>> BEGIN Material to process

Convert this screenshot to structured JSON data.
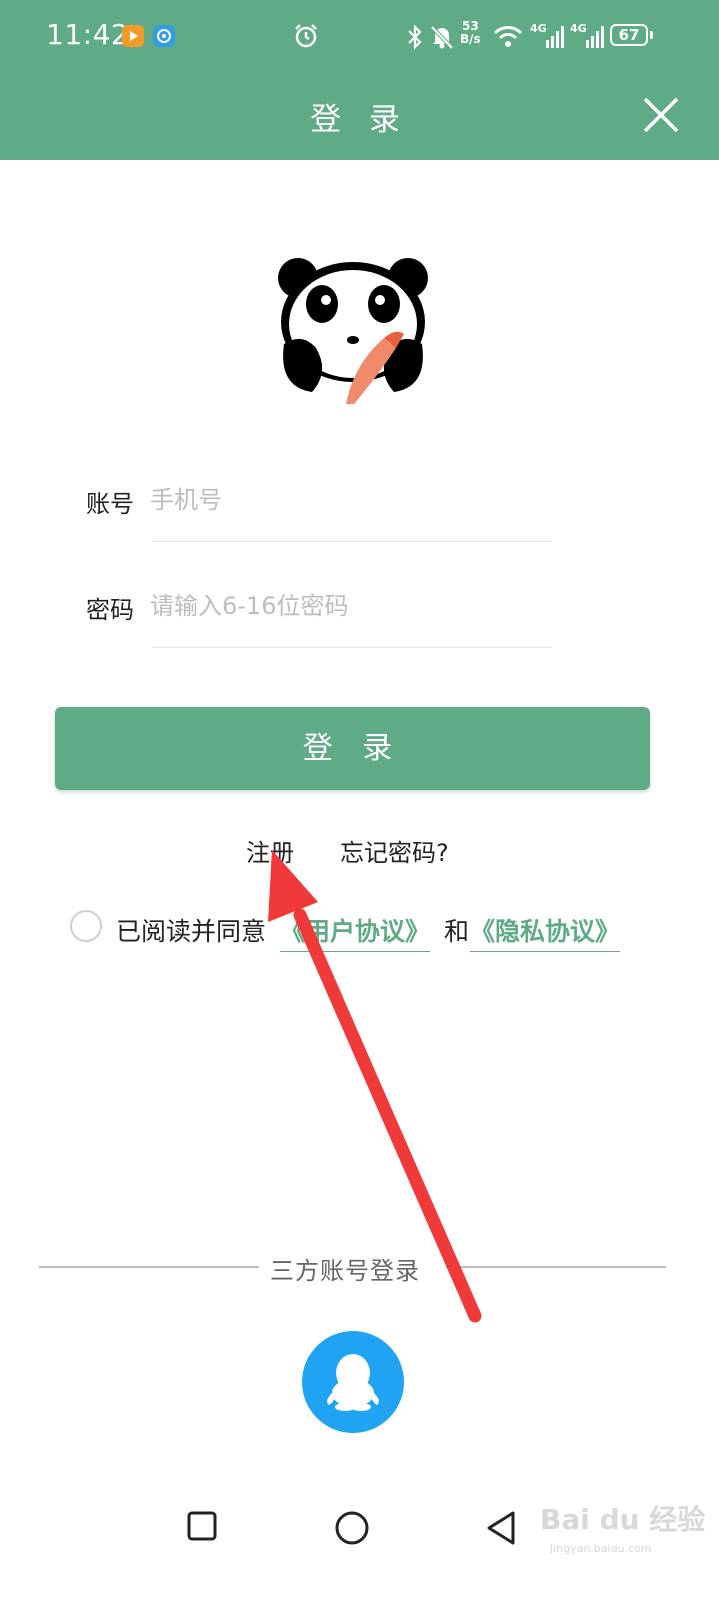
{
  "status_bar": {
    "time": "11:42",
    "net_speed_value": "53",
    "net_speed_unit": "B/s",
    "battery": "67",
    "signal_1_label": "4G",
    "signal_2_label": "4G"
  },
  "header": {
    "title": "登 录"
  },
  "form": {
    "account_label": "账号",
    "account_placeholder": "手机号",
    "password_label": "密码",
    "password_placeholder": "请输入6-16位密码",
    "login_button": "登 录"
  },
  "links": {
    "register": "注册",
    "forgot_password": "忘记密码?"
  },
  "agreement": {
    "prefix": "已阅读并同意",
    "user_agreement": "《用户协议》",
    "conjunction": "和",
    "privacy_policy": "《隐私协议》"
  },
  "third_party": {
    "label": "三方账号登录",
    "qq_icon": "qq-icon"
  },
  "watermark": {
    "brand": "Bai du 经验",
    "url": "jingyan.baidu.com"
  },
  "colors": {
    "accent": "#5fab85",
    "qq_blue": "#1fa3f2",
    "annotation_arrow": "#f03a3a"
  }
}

>> END Material to process

What is needed →
Repeat each record exactly, with the pictures left out.

Final result →
Convert this screenshot to structured JSON data.
{
  "status_bar": {
    "time": "11:42",
    "net_speed_value": "53",
    "net_speed_unit": "B/s",
    "battery": "67",
    "signal_1_label": "4G",
    "signal_2_label": "4G"
  },
  "header": {
    "title": "登 录"
  },
  "form": {
    "account_label": "账号",
    "account_placeholder": "手机号",
    "password_label": "密码",
    "password_placeholder": "请输入6-16位密码",
    "login_button": "登 录"
  },
  "links": {
    "register": "注册",
    "forgot_password": "忘记密码?"
  },
  "agreement": {
    "prefix": "已阅读并同意",
    "user_agreement": "《用户协议》",
    "conjunction": "和",
    "privacy_policy": "《隐私协议》"
  },
  "third_party": {
    "label": "三方账号登录",
    "qq_icon": "qq-icon"
  },
  "watermark": {
    "brand": "Bai du 经验",
    "url": "jingyan.baidu.com"
  },
  "colors": {
    "accent": "#5fab85",
    "qq_blue": "#1fa3f2",
    "annotation_arrow": "#f03a3a"
  }
}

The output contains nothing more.